Goal: Write out all the lines again, precisely as they stand, but without the images.

Records to process:
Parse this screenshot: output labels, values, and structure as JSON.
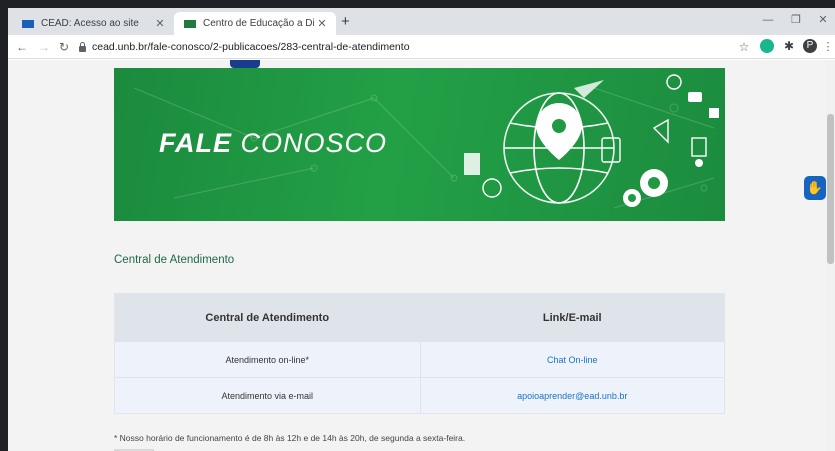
{
  "browser": {
    "tabs": [
      {
        "title": "CEAD: Acesso ao site",
        "close": "✕"
      },
      {
        "title": "Centro de Educação a Distância",
        "close": "✕"
      }
    ],
    "new_tab": "+",
    "window_controls": {
      "minimize": "—",
      "maximize": "❐",
      "close": "✕"
    },
    "nav": {
      "back": "←",
      "forward": "→",
      "reload": "↻"
    },
    "url": "cead.unb.br/fale-conosco/2-publicacoes/283-central-de-atendimento",
    "star": "☆",
    "profile_initial": "P"
  },
  "banner": {
    "title_bold": "FALE",
    "title_light": " CONOSCO"
  },
  "page": {
    "section_title": "Central de Atendimento",
    "table": {
      "headers": [
        "Central de Atendimento",
        "Link/E-mail"
      ],
      "rows": [
        [
          "Atendimento on-line*",
          "Chat On-line"
        ],
        [
          "Atendimento via e-mail",
          "apoioaprender@ead.unb.br"
        ]
      ]
    },
    "footnote": "* Nosso horário de funcionamento é de 8h às 12h e de 14h às 20h, de segunda a sexta-feira."
  },
  "colors": {
    "banner_green": "#1f9a43",
    "link_blue": "#1a73c9",
    "section_green": "#1e6a47",
    "a11y_blue": "#1565c0"
  },
  "icons": {
    "accessibility": "accessibility-hand-icon"
  }
}
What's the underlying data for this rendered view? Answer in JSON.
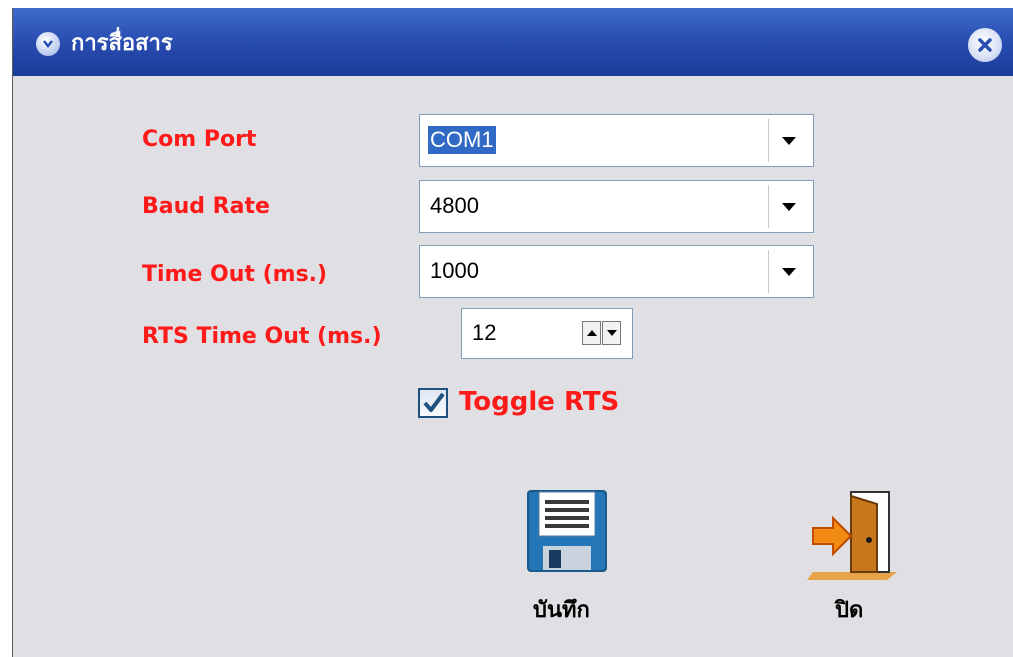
{
  "window": {
    "title": "การสื่อสาร",
    "title_icon": "chevron-down-circle-icon",
    "close_icon": "close-icon"
  },
  "form": {
    "com_port": {
      "label": "Com Port",
      "value": "COM1"
    },
    "baud_rate": {
      "label": "Baud Rate",
      "value": "4800"
    },
    "time_out": {
      "label": "Time Out (ms.)",
      "value": "1000"
    },
    "rts_time_out": {
      "label": "RTS Time Out (ms.)",
      "value": "12"
    },
    "toggle_rts": {
      "label": "Toggle RTS",
      "checked": true
    }
  },
  "buttons": {
    "save": {
      "label": "บันทึก",
      "icon": "floppy-disk-icon"
    },
    "close": {
      "label": "ปิด",
      "icon": "exit-door-icon"
    }
  },
  "colors": {
    "label_red": "#ff1a1a",
    "titlebar_blue": "#2a4fb3",
    "selection_blue": "#316ac5",
    "window_bg": "#e0dfe3"
  }
}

Full solution:
Parse this screenshot: output labels, values, and structure as JSON.
{
  "browser": {
    "tabs": [
      {
        "title": "CEAD: Acesso ao site",
        "close": "✕"
      },
      {
        "title": "Centro de Educação a Distância",
        "close": "✕"
      }
    ],
    "new_tab": "+",
    "window_controls": {
      "minimize": "—",
      "maximize": "❐",
      "close": "✕"
    },
    "nav": {
      "back": "←",
      "forward": "→",
      "reload": "↻"
    },
    "url": "cead.unb.br/fale-conosco/2-publicacoes/283-central-de-atendimento",
    "star": "☆",
    "profile_initial": "P"
  },
  "banner": {
    "title_bold": "FALE",
    "title_light": " CONOSCO"
  },
  "page": {
    "section_title": "Central de Atendimento",
    "table": {
      "headers": [
        "Central de Atendimento",
        "Link/E-mail"
      ],
      "rows": [
        [
          "Atendimento on-line*",
          "Chat On-line"
        ],
        [
          "Atendimento via e-mail",
          "apoioaprender@ead.unb.br"
        ]
      ]
    },
    "footnote": "* Nosso horário de funcionamento é de 8h às 12h e de 14h às 20h, de segunda a sexta-feira."
  },
  "colors": {
    "banner_green": "#1f9a43",
    "link_blue": "#1a73c9",
    "section_green": "#1e6a47",
    "a11y_blue": "#1565c0"
  },
  "icons": {
    "accessibility": "accessibility-hand-icon"
  }
}
What's the underlying data for this rendered view? Answer in JSON.
{
  "window": {
    "title": "การสื่อสาร",
    "title_icon": "chevron-down-circle-icon",
    "close_icon": "close-icon"
  },
  "form": {
    "com_port": {
      "label": "Com Port",
      "value": "COM1"
    },
    "baud_rate": {
      "label": "Baud Rate",
      "value": "4800"
    },
    "time_out": {
      "label": "Time Out (ms.)",
      "value": "1000"
    },
    "rts_time_out": {
      "label": "RTS Time Out (ms.)",
      "value": "12"
    },
    "toggle_rts": {
      "label": "Toggle RTS",
      "checked": true
    }
  },
  "buttons": {
    "save": {
      "label": "บันทึก",
      "icon": "floppy-disk-icon"
    },
    "close": {
      "label": "ปิด",
      "icon": "exit-door-icon"
    }
  },
  "colors": {
    "label_red": "#ff1a1a",
    "titlebar_blue": "#2a4fb3",
    "selection_blue": "#316ac5",
    "window_bg": "#e0dfe3"
  }
}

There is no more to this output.